SUPPLIED RECORDS.
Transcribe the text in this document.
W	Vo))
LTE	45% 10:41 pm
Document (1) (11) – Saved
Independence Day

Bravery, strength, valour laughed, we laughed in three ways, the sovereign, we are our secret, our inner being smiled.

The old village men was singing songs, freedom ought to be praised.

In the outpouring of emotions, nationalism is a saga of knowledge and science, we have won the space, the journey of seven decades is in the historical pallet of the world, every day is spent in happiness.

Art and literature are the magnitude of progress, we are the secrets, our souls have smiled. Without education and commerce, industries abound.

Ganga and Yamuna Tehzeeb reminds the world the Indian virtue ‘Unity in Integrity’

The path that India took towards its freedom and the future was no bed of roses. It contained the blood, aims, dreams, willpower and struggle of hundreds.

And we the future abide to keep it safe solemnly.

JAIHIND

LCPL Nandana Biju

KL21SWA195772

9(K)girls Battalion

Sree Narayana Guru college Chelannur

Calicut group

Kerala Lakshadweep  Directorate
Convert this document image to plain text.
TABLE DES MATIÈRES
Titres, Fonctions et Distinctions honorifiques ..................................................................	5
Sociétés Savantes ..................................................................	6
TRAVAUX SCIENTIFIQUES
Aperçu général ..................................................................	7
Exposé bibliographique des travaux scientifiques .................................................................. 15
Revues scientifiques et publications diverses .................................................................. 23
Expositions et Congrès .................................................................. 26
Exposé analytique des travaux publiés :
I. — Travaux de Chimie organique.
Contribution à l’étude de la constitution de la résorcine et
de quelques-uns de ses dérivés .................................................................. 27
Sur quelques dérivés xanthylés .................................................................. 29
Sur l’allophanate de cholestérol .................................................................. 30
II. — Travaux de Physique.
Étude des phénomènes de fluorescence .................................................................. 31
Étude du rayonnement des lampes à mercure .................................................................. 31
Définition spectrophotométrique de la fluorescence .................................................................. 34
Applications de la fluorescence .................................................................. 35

WHAT YOU ARE ASKED TO DO. Go through the records and show every line with the string "future" in it.

SOLUTION TO THE EXERCISE.
The path that India took towards its freedom and the future was no bed of roses. It contained the blood, aims, dreams, willpower and struggle of hundreds.
And we the future abide to keep it safe solemnly.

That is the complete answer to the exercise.